Transcribe each line of the records below exactly, excluding any embedded images.

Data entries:
--- START ---
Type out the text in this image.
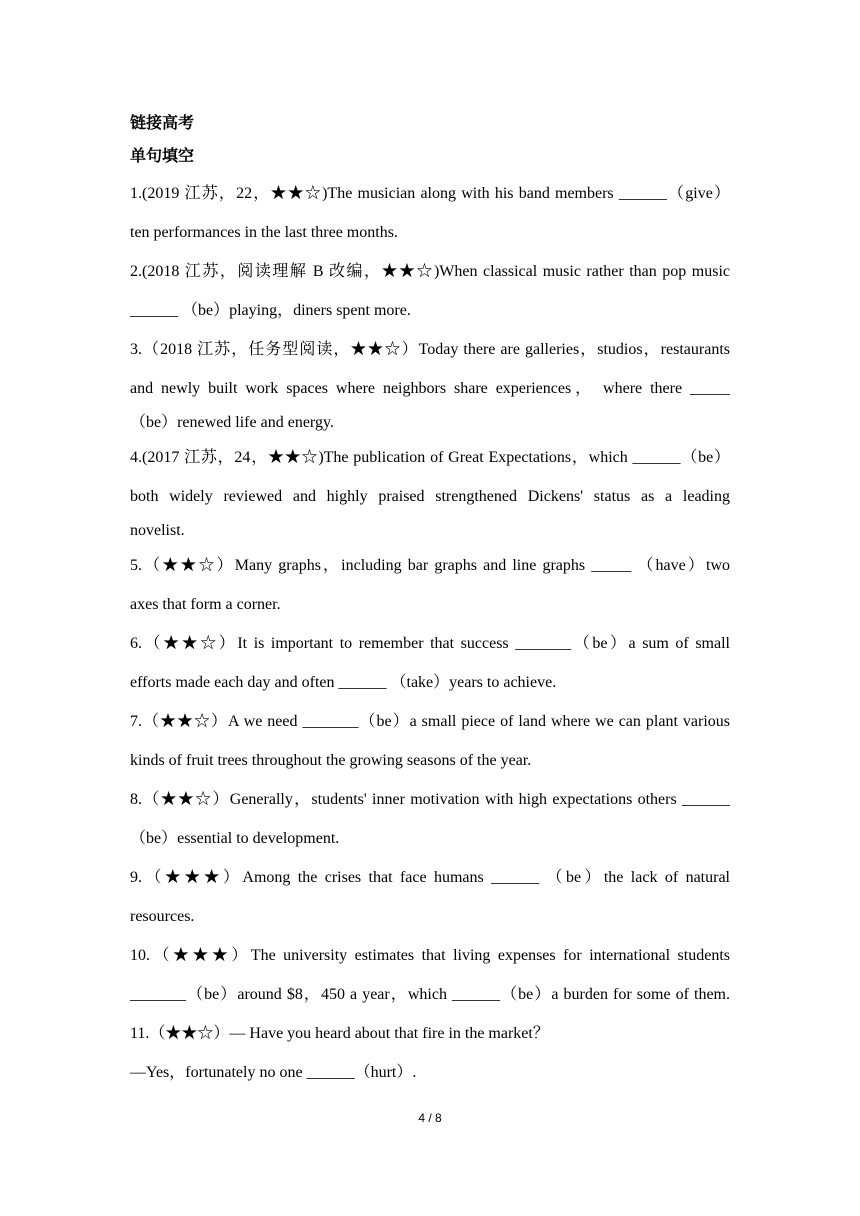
链接高考

单句填空

1.(2019 江苏，22，★★☆)The musician along with his band members ______（give）
ten performances in the last three months.
2.(2018 江苏，阅读理解 B 改编，★★☆)When classical music rather than pop music
______ （be）playing，diners spent more.
3.（2018 江苏，任务型阅读，★★☆）Today there are galleries，studios，restaurants
and newly built work spaces where neighbors share experiences， where there _____
（be）renewed life and energy.
4.(2017 江苏，24，★★☆)The publication of Great Expectations，which ______（be）
both widely reviewed and highly praised strengthened Dickens' status as a leading
novelist.
5.（★★☆）Many graphs，including bar graphs and line graphs _____ （have）two
axes that form a corner.
6.（★★☆）It is important to remember that success _______（be）a sum of small
efforts made each day and often ______ （take）years to achieve.
7.（★★☆）A we need _______（be）a small piece of land where we can plant various
kinds of fruit trees throughout the growing seasons of the year.
8.（★★☆）Generally，students' inner motivation with high expectations others ______
（be）essential to development.
9.（★★★）Among the crises that face humans ______ （be）the lack of natural
resources.
10.（★★★）The university estimates that living expenses for international students
_______（be）around $8，450 a year，which ______（be）a burden for some of them.
11.（★★☆）— Have you heard about that fire in the market？
—Yes，fortunately no one ______（hurt）.
4 / 8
--- END ---
* _Task solution_
Type out the text in this image.
链接高考

单句填空

1.(2019 江苏，22，★★☆)The musician along with his band members ______（give）
ten performances in the last three months.
2.(2018 江苏，阅读理解 B 改编，★★☆)When classical music rather than pop music
______ （be）playing，diners spent more.
3.（2018 江苏，任务型阅读，★★☆）Today there are galleries，studios，restaurants
and newly built work spaces where neighbors share experiences， where there _____
（be）renewed life and energy.
4.(2017 江苏，24，★★☆)The publication of Great Expectations，which ______（be）
both widely reviewed and highly praised strengthened Dickens' status as a leading
novelist.
5.（★★☆）Many graphs，including bar graphs and line graphs _____ （have）two
axes that form a corner.
6.（★★☆）It is important to remember that success _______（be）a sum of small
efforts made each day and often ______ （take）years to achieve.
7.（★★☆）A we need _______（be）a small piece of land where we can plant various
kinds of fruit trees throughout the growing seasons of the year.
8.（★★☆）Generally，students' inner motivation with high expectations others ______
（be）essential to development.
9.（★★★）Among the crises that face humans ______ （be）the lack of natural
resources.
10.（★★★）The university estimates that living expenses for international students
_______（be）around $8，450 a year，which ______（be）a burden for some of them.
11.（★★☆）— Have you heard about that fire in the market？
—Yes，fortunately no one ______（hurt）.
4 / 8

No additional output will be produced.